- Work task:
Find every line below that contains the word "lesions" and copy it out.

- Data for this task:
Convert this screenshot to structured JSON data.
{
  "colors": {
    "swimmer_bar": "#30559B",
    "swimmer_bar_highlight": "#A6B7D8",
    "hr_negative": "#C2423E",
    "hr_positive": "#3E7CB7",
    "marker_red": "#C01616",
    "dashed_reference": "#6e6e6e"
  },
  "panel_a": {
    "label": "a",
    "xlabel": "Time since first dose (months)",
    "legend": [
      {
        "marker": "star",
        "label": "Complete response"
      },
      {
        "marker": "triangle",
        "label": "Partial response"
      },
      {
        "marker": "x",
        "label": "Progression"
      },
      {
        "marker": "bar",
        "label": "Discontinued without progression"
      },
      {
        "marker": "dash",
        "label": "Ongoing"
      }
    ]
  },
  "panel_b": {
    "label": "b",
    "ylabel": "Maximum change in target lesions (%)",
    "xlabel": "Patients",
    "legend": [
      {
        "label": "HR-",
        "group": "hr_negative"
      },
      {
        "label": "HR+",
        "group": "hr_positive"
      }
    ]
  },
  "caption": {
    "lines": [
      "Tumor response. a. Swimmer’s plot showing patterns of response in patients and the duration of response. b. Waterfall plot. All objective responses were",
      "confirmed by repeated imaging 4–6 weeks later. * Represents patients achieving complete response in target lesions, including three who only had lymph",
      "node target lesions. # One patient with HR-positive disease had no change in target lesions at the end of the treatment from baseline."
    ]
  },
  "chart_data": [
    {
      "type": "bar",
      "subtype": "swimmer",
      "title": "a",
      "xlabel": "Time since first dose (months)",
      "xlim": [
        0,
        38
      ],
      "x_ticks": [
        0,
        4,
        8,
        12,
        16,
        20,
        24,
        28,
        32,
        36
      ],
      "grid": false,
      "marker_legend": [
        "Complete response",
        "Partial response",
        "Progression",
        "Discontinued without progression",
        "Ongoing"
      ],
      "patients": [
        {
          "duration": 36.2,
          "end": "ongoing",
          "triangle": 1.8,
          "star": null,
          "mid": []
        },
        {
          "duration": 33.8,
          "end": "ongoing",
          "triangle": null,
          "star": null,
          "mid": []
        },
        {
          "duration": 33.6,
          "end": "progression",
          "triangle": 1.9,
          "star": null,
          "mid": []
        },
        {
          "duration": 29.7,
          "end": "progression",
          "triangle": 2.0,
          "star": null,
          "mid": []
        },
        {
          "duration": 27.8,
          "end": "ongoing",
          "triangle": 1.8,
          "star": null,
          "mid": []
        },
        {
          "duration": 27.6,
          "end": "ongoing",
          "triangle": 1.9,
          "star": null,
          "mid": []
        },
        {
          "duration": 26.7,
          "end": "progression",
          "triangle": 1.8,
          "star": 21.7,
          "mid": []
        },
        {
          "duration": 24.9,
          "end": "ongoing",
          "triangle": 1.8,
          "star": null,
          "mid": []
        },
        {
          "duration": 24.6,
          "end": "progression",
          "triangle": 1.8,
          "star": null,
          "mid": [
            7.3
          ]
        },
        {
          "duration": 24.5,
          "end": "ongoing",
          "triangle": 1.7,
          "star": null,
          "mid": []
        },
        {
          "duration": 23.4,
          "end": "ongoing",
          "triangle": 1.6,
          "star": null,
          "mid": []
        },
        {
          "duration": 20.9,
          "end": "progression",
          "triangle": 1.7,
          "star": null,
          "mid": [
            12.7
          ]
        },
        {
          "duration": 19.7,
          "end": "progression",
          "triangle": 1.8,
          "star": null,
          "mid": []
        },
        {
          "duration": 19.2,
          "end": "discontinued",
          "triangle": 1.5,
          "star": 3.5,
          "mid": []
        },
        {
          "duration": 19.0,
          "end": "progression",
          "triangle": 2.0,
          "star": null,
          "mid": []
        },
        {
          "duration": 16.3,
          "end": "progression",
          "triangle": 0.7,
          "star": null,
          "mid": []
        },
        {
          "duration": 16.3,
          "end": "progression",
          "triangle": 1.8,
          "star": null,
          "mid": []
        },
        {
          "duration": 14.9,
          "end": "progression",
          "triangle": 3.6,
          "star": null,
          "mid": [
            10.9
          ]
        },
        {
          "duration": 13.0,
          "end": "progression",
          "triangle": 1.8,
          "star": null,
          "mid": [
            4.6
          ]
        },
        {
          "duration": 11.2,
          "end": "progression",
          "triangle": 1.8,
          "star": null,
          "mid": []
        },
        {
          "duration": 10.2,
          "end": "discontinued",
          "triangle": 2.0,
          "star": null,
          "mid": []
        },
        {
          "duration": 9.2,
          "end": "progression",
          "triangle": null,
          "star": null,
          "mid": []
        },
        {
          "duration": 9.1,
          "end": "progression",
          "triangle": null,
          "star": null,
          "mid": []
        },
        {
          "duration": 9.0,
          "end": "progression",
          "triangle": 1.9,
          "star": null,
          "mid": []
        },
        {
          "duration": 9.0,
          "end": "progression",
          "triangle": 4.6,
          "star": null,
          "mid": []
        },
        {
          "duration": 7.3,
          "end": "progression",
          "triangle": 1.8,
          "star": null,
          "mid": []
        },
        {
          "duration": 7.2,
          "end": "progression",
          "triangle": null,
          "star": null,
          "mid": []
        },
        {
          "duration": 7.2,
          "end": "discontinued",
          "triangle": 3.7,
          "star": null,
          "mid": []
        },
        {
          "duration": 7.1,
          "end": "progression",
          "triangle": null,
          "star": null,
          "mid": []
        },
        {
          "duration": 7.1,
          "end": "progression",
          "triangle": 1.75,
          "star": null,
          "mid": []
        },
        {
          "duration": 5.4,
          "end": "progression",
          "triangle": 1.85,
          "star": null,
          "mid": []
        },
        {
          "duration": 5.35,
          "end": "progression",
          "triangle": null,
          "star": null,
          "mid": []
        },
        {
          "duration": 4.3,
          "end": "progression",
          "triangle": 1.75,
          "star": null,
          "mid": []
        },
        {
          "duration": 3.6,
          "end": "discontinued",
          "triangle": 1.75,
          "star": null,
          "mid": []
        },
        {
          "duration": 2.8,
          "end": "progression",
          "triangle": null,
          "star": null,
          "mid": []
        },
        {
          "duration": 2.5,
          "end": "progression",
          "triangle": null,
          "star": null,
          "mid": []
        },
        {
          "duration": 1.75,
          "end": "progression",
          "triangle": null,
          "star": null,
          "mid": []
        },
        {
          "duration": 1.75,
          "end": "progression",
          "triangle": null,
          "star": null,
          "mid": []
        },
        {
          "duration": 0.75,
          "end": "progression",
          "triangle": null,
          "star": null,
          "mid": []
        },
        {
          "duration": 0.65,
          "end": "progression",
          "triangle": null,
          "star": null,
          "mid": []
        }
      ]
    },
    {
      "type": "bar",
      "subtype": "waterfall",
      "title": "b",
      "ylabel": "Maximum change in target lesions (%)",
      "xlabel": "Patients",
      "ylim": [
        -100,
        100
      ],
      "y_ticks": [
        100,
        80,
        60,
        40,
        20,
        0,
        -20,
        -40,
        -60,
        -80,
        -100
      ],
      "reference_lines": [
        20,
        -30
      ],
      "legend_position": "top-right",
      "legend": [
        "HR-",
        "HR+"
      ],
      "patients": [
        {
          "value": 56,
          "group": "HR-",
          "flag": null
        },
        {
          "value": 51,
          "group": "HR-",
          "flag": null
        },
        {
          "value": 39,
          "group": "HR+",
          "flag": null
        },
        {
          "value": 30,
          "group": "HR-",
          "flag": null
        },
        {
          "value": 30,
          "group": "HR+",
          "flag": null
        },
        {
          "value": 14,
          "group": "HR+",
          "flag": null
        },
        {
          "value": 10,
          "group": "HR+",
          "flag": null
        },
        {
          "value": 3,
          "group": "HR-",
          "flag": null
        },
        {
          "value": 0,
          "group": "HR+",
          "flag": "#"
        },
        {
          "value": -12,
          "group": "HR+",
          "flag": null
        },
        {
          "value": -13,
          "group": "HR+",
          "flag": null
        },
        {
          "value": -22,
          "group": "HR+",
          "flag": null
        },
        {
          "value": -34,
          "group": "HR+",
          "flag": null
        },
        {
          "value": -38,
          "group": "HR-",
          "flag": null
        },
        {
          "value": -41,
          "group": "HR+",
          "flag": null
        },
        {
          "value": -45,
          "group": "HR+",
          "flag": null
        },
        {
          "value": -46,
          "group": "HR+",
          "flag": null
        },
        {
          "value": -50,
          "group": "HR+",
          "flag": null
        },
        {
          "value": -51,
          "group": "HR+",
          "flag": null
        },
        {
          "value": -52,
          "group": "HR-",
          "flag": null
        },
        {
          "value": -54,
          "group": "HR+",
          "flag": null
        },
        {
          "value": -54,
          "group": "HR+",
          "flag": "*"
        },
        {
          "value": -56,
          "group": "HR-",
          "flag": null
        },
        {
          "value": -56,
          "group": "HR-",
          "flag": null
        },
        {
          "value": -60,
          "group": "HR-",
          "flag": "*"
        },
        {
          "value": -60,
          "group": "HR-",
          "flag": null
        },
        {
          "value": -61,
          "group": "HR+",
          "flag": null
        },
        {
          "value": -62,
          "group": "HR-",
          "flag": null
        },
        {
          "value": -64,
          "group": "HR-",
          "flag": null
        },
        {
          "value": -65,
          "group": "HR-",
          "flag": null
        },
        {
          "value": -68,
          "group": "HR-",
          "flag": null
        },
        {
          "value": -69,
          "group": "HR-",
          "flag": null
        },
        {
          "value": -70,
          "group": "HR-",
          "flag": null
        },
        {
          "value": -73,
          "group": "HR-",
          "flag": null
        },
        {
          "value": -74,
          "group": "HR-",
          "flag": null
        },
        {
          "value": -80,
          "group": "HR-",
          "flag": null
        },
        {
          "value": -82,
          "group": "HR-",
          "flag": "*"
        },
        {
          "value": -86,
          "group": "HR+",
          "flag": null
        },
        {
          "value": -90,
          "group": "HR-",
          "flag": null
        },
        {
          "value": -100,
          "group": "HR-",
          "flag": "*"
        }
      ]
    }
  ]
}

- Task solution:
    "ylabel": "Maximum change in target lesions (%)",
      "confirmed by repeated imaging 4–6 weeks later. * Represents patients achieving complete response in target lesions, including three who only had lymph",
      "node target lesions. # One patient with HR-positive disease had no change in target lesions at the end of the treatment from baseline."
      "ylabel": "Maximum change in target lesions (%)",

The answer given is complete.